* [Exercise] Find the number of lines containing the string "процессе" in the data. Answer with the number by itself.

* [Records provided]
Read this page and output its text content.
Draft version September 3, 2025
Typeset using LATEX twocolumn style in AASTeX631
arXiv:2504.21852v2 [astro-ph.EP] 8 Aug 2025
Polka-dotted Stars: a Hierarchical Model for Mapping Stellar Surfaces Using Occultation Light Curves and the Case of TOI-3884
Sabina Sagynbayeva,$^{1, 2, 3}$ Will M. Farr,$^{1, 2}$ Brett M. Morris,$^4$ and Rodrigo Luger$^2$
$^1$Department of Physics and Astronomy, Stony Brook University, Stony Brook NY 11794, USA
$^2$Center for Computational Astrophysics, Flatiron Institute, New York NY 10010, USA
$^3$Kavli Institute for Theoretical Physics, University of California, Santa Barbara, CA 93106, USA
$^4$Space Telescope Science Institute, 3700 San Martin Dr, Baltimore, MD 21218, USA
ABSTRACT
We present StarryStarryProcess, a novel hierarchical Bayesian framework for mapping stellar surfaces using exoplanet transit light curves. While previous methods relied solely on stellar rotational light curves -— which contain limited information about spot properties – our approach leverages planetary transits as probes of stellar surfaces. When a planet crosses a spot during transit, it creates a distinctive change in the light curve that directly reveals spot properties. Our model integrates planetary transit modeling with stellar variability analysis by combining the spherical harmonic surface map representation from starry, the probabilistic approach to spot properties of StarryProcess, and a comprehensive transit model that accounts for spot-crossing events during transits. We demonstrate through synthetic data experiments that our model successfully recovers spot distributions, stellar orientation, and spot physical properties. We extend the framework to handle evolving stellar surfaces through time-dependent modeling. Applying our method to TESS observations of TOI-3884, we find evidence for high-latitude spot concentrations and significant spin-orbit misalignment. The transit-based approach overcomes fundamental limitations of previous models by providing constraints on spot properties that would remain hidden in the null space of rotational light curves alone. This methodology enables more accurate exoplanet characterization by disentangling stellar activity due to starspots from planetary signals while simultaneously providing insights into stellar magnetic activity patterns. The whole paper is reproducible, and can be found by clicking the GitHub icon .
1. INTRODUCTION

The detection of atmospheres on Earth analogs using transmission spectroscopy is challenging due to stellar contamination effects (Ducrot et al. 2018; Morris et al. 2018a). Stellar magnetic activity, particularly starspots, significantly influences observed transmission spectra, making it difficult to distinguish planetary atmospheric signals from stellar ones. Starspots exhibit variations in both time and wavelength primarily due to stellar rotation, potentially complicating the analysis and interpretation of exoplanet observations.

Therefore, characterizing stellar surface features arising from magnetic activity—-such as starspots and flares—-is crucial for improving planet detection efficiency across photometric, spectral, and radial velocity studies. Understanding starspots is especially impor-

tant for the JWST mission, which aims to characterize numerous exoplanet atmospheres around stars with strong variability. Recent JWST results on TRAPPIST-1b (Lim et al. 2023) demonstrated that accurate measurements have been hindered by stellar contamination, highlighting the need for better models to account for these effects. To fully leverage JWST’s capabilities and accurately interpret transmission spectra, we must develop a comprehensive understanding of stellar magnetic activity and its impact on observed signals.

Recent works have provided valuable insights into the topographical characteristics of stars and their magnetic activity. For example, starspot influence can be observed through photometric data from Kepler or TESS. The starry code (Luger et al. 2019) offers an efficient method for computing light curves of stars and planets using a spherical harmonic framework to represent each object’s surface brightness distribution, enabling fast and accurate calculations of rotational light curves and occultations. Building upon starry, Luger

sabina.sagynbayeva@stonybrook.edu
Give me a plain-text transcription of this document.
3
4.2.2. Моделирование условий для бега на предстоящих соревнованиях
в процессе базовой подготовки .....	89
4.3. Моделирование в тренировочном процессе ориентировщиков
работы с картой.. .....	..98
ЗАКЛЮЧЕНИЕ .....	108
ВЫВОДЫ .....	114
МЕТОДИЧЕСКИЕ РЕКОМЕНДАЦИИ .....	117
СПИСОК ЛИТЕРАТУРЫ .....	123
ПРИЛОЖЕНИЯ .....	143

* [The solution] 2